=== What the exercise asks ===
Copy out everything from the line containing "title-suffix: (3 d) (883, 801, 1003, 857)" down to the line containing "legend-item-uva-visible: UV-A and", substituting "data-marker" for every "data-point" and changing nothing else.

=== Records for this exercise ===
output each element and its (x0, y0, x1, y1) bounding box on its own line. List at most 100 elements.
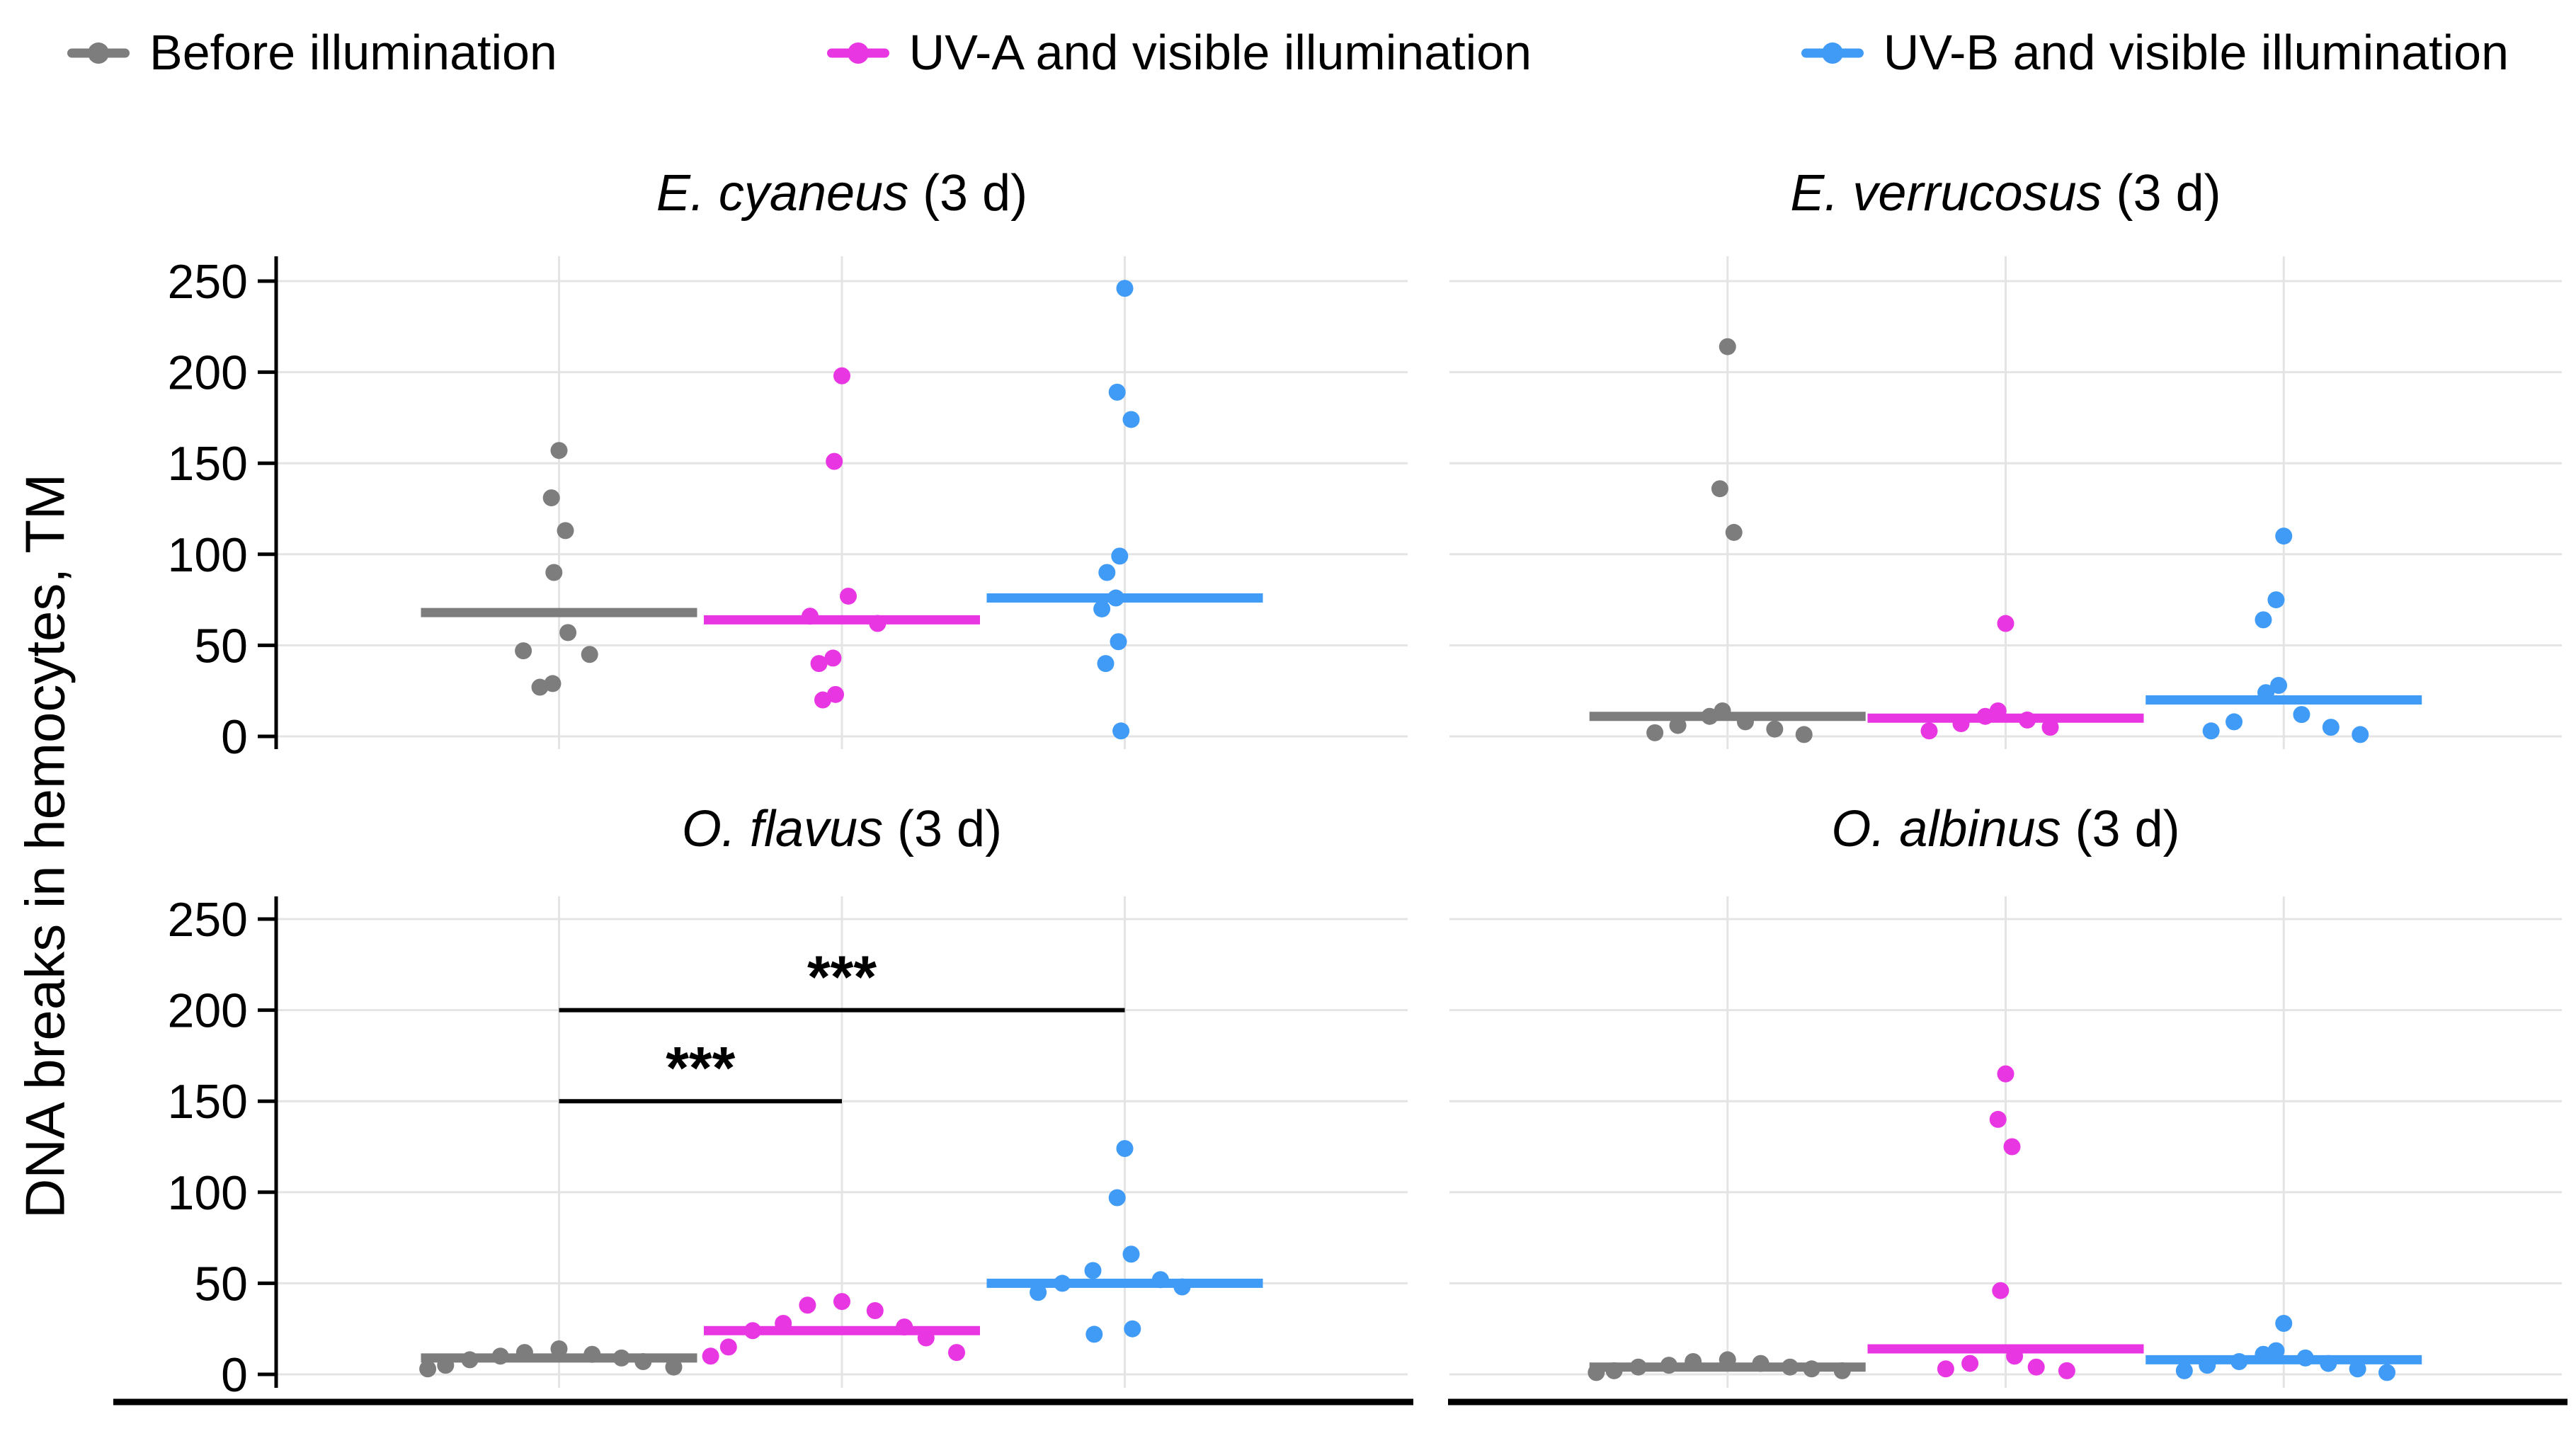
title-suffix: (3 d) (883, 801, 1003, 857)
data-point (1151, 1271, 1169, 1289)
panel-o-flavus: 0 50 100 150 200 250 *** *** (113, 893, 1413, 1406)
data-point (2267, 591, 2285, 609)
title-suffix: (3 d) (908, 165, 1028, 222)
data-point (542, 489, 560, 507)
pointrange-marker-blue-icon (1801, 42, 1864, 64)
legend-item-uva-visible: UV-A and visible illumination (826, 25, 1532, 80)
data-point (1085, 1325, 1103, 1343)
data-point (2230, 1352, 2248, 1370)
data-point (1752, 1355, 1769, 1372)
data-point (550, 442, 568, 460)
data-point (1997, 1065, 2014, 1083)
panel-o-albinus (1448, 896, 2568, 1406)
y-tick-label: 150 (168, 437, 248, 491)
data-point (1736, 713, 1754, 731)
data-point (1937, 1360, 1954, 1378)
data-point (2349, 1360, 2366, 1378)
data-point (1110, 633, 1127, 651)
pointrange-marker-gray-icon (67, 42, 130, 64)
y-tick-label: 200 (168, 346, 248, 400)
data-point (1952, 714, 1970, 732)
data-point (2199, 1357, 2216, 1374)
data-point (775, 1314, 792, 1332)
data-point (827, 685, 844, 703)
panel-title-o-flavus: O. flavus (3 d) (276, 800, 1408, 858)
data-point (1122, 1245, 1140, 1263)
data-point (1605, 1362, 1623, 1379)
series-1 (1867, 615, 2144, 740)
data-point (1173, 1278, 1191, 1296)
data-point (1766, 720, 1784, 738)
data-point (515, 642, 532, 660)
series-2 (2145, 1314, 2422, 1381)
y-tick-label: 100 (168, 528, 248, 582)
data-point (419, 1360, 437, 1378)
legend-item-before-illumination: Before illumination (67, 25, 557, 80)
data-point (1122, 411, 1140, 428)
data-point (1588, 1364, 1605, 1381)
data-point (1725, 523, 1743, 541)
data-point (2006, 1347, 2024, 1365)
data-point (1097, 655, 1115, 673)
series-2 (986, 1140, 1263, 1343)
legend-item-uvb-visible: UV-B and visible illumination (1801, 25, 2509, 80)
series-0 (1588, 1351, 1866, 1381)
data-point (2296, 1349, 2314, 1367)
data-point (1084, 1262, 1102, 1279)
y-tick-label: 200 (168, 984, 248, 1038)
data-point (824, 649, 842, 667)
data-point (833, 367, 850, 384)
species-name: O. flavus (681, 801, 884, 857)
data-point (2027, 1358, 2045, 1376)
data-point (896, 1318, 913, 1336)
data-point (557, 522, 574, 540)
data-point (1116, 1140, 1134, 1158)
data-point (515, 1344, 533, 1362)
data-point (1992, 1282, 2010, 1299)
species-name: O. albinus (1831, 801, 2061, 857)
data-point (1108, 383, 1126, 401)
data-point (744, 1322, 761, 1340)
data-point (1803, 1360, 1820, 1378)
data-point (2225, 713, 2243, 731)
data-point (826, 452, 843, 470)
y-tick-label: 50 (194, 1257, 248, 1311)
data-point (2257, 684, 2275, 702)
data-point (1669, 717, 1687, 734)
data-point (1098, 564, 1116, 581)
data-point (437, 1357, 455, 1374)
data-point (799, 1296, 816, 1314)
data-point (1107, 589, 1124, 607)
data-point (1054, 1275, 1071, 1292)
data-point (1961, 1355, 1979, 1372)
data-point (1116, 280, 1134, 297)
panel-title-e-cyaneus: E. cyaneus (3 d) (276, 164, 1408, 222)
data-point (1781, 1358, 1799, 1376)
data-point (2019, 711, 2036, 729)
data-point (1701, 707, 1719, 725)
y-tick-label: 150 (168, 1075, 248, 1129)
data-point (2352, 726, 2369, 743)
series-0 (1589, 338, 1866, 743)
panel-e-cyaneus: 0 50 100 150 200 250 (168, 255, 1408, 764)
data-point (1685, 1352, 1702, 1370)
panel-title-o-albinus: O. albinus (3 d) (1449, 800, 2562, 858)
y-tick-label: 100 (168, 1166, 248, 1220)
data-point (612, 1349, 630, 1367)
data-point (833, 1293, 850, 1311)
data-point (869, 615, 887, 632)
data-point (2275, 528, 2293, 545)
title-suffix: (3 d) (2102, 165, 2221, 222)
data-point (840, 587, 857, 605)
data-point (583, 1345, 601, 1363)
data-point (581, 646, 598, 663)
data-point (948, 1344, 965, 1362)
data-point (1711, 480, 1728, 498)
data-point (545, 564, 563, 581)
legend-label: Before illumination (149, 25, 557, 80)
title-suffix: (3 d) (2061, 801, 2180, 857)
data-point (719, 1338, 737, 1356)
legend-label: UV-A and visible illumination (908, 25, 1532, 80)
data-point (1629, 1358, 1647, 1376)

=== Answer below ===
title-suffix: (3 d) (883, 801, 1003, 857)
data-marker (1151, 1271, 1169, 1289)
panel-o-flavus: 0 50 100 150 200 250 *** *** (113, 893, 1413, 1406)
data-marker (2267, 591, 2285, 609)
title-suffix: (3 d) (908, 165, 1028, 222)
data-marker (542, 489, 560, 507)
pointrange-marker-blue-icon (1801, 42, 1864, 64)
legend-item-uva-visible: UV-A and visible illumination (826, 25, 1532, 80)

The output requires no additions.